> **Given instruction**
Retype all the entries word for word, but omit the pictures.

> **Data section**

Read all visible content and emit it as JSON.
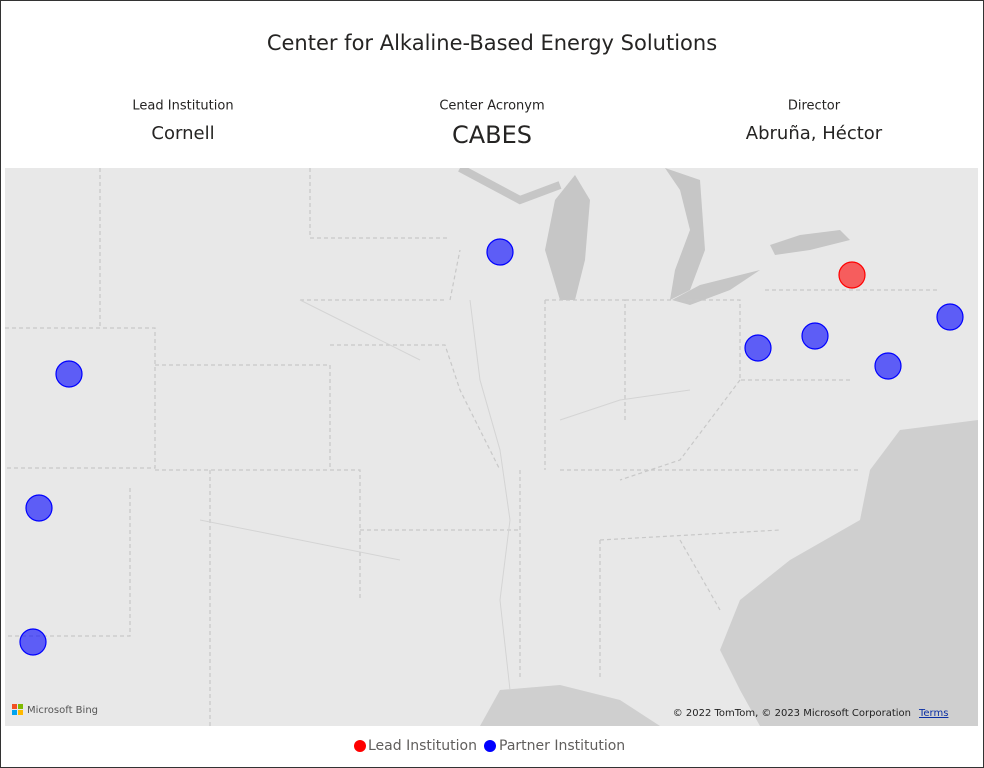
{
  "header": {
    "title": "Center for Alkaline-Based Energy Solutions"
  },
  "cards": [
    {
      "label": "Lead Institution",
      "value": "Cornell"
    },
    {
      "label": "Center Acronym",
      "value": "CABES"
    },
    {
      "label": "Director",
      "value": "Abruña, Héctor"
    }
  ],
  "map": {
    "logo": "Microsoft Bing",
    "attribution": "© 2022 TomTom, © 2023 Microsoft Corporation",
    "terms_link": "Terms"
  },
  "legend": [
    {
      "label": "Lead Institution",
      "color": "#ff0000"
    },
    {
      "label": "Partner Institution",
      "color": "#0000ff"
    }
  ]
}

> **Correct result**
Read all visible content and emit it as JSON.
{
  "header": {
    "title": "Center for Alkaline-Based Energy Solutions"
  },
  "cards": [
    {
      "label": "Lead Institution",
      "value": "Cornell"
    },
    {
      "label": "Center Acronym",
      "value": "CABES"
    },
    {
      "label": "Director",
      "value": "Abruña, Héctor"
    }
  ],
  "map": {
    "logo": "Microsoft Bing",
    "attribution": "© 2022 TomTom, © 2023 Microsoft Corporation",
    "terms_link": "Terms"
  },
  "legend": [
    {
      "label": "Lead Institution",
      "color": "#ff0000"
    },
    {
      "label": "Partner Institution",
      "color": "#0000ff"
    }
  ]
}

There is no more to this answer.